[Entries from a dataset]
━━━━━━━━━━━━━━━━━━━━━━━━━━━━━━
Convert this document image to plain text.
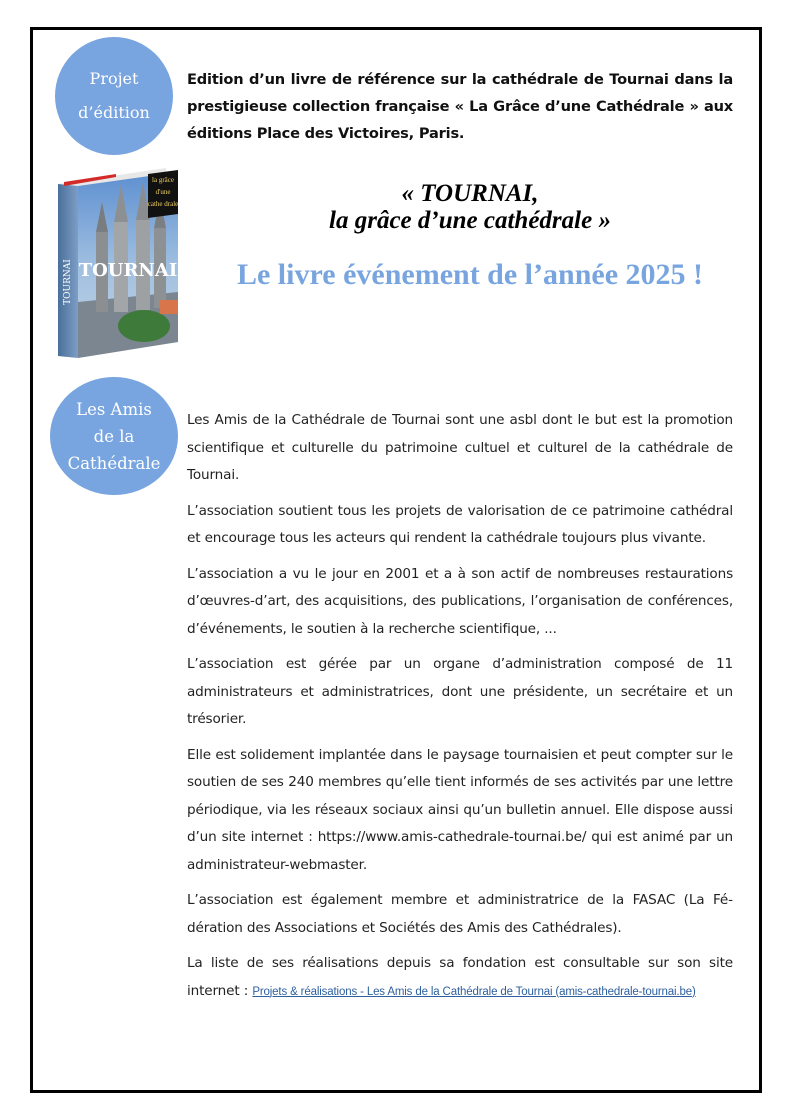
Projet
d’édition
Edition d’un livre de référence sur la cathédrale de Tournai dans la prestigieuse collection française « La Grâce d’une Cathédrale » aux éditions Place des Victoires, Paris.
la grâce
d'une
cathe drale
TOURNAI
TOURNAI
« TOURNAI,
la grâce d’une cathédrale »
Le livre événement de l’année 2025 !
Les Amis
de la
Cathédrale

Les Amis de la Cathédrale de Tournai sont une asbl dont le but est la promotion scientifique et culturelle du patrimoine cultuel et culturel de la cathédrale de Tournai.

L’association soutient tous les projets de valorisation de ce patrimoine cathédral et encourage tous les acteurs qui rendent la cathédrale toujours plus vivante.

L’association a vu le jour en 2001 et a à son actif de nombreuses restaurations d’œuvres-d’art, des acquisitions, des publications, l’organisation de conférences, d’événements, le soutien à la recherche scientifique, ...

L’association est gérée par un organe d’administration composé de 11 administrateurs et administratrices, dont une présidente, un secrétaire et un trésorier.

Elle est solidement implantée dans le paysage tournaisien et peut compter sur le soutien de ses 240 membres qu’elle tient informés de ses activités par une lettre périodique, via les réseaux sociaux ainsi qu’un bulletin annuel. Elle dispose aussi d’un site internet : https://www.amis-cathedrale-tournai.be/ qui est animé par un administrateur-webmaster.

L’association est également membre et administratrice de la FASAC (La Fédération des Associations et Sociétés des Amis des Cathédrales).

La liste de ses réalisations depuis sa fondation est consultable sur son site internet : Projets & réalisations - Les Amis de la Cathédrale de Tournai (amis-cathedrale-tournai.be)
━━━━━━━━━━━━━━━━━━━━━━━━━━━━━━
> **What you should do**
Exclude the images, then output the data above word for word.

> **Final result**
Convert this document image to plain text.
Projet
d’édition
Edition d’un livre de référence sur la cathédrale de Tournai dans la prestigieuse collection française « La Grâce d’une Cathédrale » aux éditions Place des Victoires, Paris.
la grâce
d'une
cathe drale
TOURNAI
TOURNAI
« TOURNAI,
la grâce d’une cathédrale »
Le livre événement de l’année 2025 !
Les Amis
de la
Cathédrale

Les Amis de la Cathédrale de Tournai sont une asbl dont le but est la promotion scientifique et culturelle du patrimoine cultuel et culturel de la cathédrale de Tournai.

L’association soutient tous les projets de valorisation de ce patrimoine cathédral et encourage tous les acteurs qui rendent la cathédrale toujours plus vivante.

L’association a vu le jour en 2001 et a à son actif de nombreuses restaurations d’œuvres-d’art, des acquisitions, des publications, l’organisation de conférences, d’événements, le soutien à la recherche scientifique, ...

L’association est gérée par un organe d’administration composé de 11 administrateurs et administratrices, dont une présidente, un secrétaire et un trésorier.

Elle est solidement implantée dans le paysage tournaisien et peut compter sur le soutien de ses 240 membres qu’elle tient informés de ses activités par une lettre périodique, via les réseaux sociaux ainsi qu’un bulletin annuel. Elle dispose aussi d’un site internet : https://www.amis-cathedrale-tournai.be/ qui est animé par un administrateur-webmaster.

L’association est également membre et administratrice de la FASAC (La Fédération des Associations et Sociétés des Amis des Cathédrales).

La liste de ses réalisations depuis sa fondation est consultable sur son site internet : Projets & réalisations - Les Amis de la Cathédrale de Tournai (amis-cathedrale-tournai.be)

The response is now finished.